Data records

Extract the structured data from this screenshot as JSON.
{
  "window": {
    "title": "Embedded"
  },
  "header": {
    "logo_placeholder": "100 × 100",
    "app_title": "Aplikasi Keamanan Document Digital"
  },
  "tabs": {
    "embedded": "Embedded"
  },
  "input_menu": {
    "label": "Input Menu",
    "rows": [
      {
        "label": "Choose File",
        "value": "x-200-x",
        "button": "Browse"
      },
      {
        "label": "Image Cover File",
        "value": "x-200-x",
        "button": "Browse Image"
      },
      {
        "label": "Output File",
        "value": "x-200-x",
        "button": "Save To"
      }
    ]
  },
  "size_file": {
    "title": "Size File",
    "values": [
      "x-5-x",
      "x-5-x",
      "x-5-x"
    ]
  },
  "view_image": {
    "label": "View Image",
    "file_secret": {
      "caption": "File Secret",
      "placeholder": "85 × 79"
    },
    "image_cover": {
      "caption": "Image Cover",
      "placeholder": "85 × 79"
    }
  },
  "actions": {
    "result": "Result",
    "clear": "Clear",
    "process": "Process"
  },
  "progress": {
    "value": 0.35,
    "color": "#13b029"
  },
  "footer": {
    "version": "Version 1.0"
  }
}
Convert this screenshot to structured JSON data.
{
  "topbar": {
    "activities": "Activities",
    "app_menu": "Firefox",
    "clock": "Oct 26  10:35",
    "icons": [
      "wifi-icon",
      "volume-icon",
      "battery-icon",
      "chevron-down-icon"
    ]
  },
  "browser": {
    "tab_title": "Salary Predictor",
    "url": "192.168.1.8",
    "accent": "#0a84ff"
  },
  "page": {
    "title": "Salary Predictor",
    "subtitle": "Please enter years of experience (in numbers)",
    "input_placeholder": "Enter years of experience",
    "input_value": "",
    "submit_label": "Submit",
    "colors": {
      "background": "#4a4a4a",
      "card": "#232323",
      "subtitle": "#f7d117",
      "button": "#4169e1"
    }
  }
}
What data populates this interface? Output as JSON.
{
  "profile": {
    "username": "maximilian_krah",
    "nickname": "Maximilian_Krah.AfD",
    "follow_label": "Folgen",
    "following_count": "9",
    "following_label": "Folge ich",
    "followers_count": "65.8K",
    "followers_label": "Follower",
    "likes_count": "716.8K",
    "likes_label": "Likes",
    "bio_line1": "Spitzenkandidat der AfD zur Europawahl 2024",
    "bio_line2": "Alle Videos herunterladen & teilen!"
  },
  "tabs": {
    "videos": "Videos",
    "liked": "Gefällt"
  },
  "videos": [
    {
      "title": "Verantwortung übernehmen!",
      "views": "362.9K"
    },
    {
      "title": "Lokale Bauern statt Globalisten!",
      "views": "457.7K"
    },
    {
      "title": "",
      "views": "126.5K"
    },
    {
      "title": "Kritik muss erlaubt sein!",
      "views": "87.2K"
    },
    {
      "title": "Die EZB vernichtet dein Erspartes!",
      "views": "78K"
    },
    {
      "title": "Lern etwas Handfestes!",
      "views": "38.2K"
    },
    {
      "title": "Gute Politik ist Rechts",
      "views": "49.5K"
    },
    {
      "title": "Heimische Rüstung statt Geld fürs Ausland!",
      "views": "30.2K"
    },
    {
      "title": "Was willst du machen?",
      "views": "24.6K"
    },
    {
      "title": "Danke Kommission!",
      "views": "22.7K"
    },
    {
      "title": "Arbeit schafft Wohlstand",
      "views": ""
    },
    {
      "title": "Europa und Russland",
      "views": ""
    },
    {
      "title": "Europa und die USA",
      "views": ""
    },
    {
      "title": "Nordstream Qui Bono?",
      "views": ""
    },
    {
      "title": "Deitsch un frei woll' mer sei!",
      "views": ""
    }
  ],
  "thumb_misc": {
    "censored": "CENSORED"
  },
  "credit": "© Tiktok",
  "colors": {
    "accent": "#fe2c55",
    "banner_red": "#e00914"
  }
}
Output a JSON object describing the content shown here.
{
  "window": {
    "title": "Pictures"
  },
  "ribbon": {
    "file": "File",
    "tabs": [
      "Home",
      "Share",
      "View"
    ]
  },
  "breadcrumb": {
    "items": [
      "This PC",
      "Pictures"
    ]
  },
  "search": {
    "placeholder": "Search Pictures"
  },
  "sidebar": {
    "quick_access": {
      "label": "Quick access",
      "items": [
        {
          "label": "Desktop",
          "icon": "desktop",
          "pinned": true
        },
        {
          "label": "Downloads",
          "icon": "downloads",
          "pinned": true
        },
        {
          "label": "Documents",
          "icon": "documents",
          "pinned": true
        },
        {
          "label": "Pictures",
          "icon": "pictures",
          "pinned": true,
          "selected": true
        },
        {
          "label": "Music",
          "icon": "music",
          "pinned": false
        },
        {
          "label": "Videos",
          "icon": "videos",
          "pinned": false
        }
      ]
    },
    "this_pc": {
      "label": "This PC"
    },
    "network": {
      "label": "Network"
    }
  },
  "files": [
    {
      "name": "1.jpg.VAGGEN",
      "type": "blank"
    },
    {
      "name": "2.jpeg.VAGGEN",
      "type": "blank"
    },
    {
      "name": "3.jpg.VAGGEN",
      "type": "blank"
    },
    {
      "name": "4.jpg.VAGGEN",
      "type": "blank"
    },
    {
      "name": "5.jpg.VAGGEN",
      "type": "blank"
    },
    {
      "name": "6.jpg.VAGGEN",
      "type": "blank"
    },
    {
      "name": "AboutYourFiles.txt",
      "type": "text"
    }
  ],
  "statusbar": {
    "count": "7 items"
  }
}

§ Instructions to follow: Every record above should be copied exactly.

§ Solution:
Extract the structured data from this screenshot as JSON.
{
  "window": {
    "title": "Embedded"
  },
  "header": {
    "logo_placeholder": "100 × 100",
    "app_title": "Aplikasi Keamanan Document Digital"
  },
  "tabs": {
    "embedded": "Embedded"
  },
  "input_menu": {
    "label": "Input Menu",
    "rows": [
      {
        "label": "Choose File",
        "value": "x-200-x",
        "button": "Browse"
      },
      {
        "label": "Image Cover File",
        "value": "x-200-x",
        "button": "Browse Image"
      },
      {
        "label": "Output File",
        "value": "x-200-x",
        "button": "Save To"
      }
    ]
  },
  "size_file": {
    "title": "Size File",
    "values": [
      "x-5-x",
      "x-5-x",
      "x-5-x"
    ]
  },
  "view_image": {
    "label": "View Image",
    "file_secret": {
      "caption": "File Secret",
      "placeholder": "85 × 79"
    },
    "image_cover": {
      "caption": "Image Cover",
      "placeholder": "85 × 79"
    }
  },
  "actions": {
    "result": "Result",
    "clear": "Clear",
    "process": "Process"
  },
  "progress": {
    "value": 0.35,
    "color": "#13b029"
  },
  "footer": {
    "version": "Version 1.0"
  }
}
Convert this screenshot to structured JSON data.
{
  "topbar": {
    "activities": "Activities",
    "app_menu": "Firefox",
    "clock": "Oct 26  10:35",
    "icons": [
      "wifi-icon",
      "volume-icon",
      "battery-icon",
      "chevron-down-icon"
    ]
  },
  "browser": {
    "tab_title": "Salary Predictor",
    "url": "192.168.1.8",
    "accent": "#0a84ff"
  },
  "page": {
    "title": "Salary Predictor",
    "subtitle": "Please enter years of experience (in numbers)",
    "input_placeholder": "Enter years of experience",
    "input_value": "",
    "submit_label": "Submit",
    "colors": {
      "background": "#4a4a4a",
      "card": "#232323",
      "subtitle": "#f7d117",
      "button": "#4169e1"
    }
  }
}
What data populates this interface? Output as JSON.
{
  "profile": {
    "username": "maximilian_krah",
    "nickname": "Maximilian_Krah.AfD",
    "follow_label": "Folgen",
    "following_count": "9",
    "following_label": "Folge ich",
    "followers_count": "65.8K",
    "followers_label": "Follower",
    "likes_count": "716.8K",
    "likes_label": "Likes",
    "bio_line1": "Spitzenkandidat der AfD zur Europawahl 2024",
    "bio_line2": "Alle Videos herunterladen & teilen!"
  },
  "tabs": {
    "videos": "Videos",
    "liked": "Gefällt"
  },
  "videos": [
    {
      "title": "Verantwortung übernehmen!",
      "views": "362.9K"
    },
    {
      "title": "Lokale Bauern statt Globalisten!",
      "views": "457.7K"
    },
    {
      "title": "",
      "views": "126.5K"
    },
    {
      "title": "Kritik muss erlaubt sein!",
      "views": "87.2K"
    },
    {
      "title": "Die EZB vernichtet dein Erspartes!",
      "views": "78K"
    },
    {
      "title": "Lern etwas Handfestes!",
      "views": "38.2K"
    },
    {
      "title": "Gute Politik ist Rechts",
      "views": "49.5K"
    },
    {
      "title": "Heimische Rüstung statt Geld fürs Ausland!",
      "views": "30.2K"
    },
    {
      "title": "Was willst du machen?",
      "views": "24.6K"
    },
    {
      "title": "Danke Kommission!",
      "views": "22.7K"
    },
    {
      "title": "Arbeit schafft Wohlstand",
      "views": ""
    },
    {
      "title": "Europa und Russland",
      "views": ""
    },
    {
      "title": "Europa und die USA",
      "views": ""
    },
    {
      "title": "Nordstream Qui Bono?",
      "views": ""
    },
    {
      "title": "Deitsch un frei woll' mer sei!",
      "views": ""
    }
  ],
  "thumb_misc": {
    "censored": "CENSORED"
  },
  "credit": "© Tiktok",
  "colors": {
    "accent": "#fe2c55",
    "banner_red": "#e00914"
  }
}
Output a JSON object describing the content shown here.
{
  "window": {
    "title": "Pictures"
  },
  "ribbon": {
    "file": "File",
    "tabs": [
      "Home",
      "Share",
      "View"
    ]
  },
  "breadcrumb": {
    "items": [
      "This PC",
      "Pictures"
    ]
  },
  "search": {
    "placeholder": "Search Pictures"
  },
  "sidebar": {
    "quick_access": {
      "label": "Quick access",
      "items": [
        {
          "label": "Desktop",
          "icon": "desktop",
          "pinned": true
        },
        {
          "label": "Downloads",
          "icon": "downloads",
          "pinned": true
        },
        {
          "label": "Documents",
          "icon": "documents",
          "pinned": true
        },
        {
          "label": "Pictures",
          "icon": "pictures",
          "pinned": true,
          "selected": true
        },
        {
          "label": "Music",
          "icon": "music",
          "pinned": false
        },
        {
          "label": "Videos",
          "icon": "videos",
          "pinned": false
        }
      ]
    },
    "this_pc": {
      "label": "This PC"
    },
    "network": {
      "label": "Network"
    }
  },
  "files": [
    {
      "name": "1.jpg.VAGGEN",
      "type": "blank"
    },
    {
      "name": "2.jpeg.VAGGEN",
      "type": "blank"
    },
    {
      "name": "3.jpg.VAGGEN",
      "type": "blank"
    },
    {
      "name": "4.jpg.VAGGEN",
      "type": "blank"
    },
    {
      "name": "5.jpg.VAGGEN",
      "type": "blank"
    },
    {
      "name": "6.jpg.VAGGEN",
      "type": "blank"
    },
    {
      "name": "AboutYourFiles.txt",
      "type": "text"
    }
  ],
  "statusbar": {
    "count": "7 items"
  }
}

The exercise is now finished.